■ **GIVEN INSTRUCTION**:
The entries below need to be written out exactly, with no pictures included.

[Collected data]
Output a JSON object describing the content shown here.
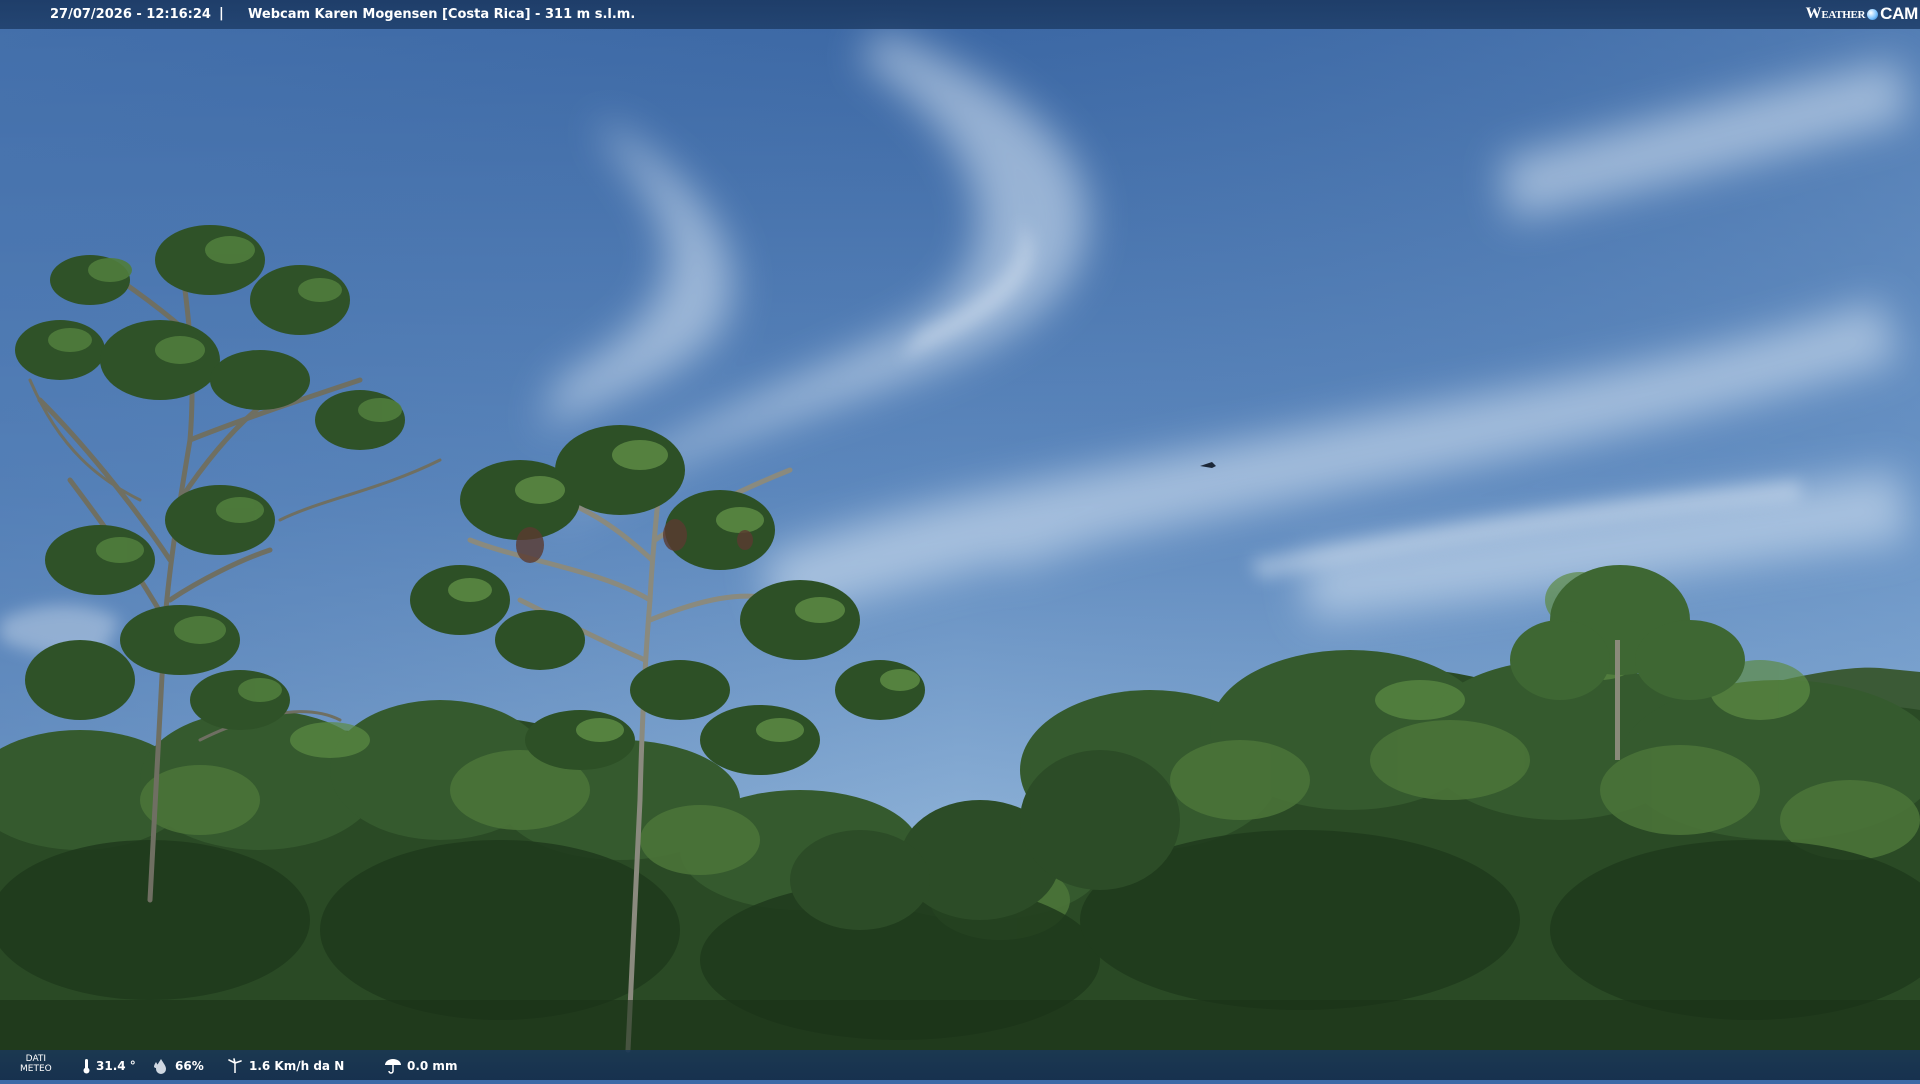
{
  "header": {
    "timestamp": "27/07/2026 - 12:16:24",
    "separator": "|",
    "title": "Webcam Karen Mogensen [Costa Rica] - 311 m s.l.m.",
    "logo_word1": "Weather",
    "logo_word2": "CAM"
  },
  "footer": {
    "label_line1": "DATI",
    "label_line2": "METEO",
    "temperature": "31.4 °",
    "humidity": "66%",
    "wind": "1.6 Km/h da N",
    "rain": "0.0 mm"
  },
  "icons": [
    "thermometer-icon",
    "humidity-icon",
    "wind-icon",
    "rain-icon"
  ],
  "colors": {
    "sky_top": "#3a66a3",
    "sky_bottom": "#8fb3d8",
    "foliage_dark": "#1c3a1a",
    "foliage_light": "#4f7a3a",
    "bar": "#1d3d66"
  }
}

■ **SOLUTION FOR THIS PROBLEM**:
Output a JSON object describing the content shown here.
{
  "header": {
    "timestamp": "27/07/2026 - 12:16:24",
    "separator": "|",
    "title": "Webcam Karen Mogensen [Costa Rica] - 311 m s.l.m.",
    "logo_word1": "Weather",
    "logo_word2": "CAM"
  },
  "footer": {
    "label_line1": "DATI",
    "label_line2": "METEO",
    "temperature": "31.4 °",
    "humidity": "66%",
    "wind": "1.6 Km/h da N",
    "rain": "0.0 mm"
  },
  "icons": [
    "thermometer-icon",
    "humidity-icon",
    "wind-icon",
    "rain-icon"
  ],
  "colors": {
    "sky_top": "#3a66a3",
    "sky_bottom": "#8fb3d8",
    "foliage_dark": "#1c3a1a",
    "foliage_light": "#4f7a3a",
    "bar": "#1d3d66"
  }
}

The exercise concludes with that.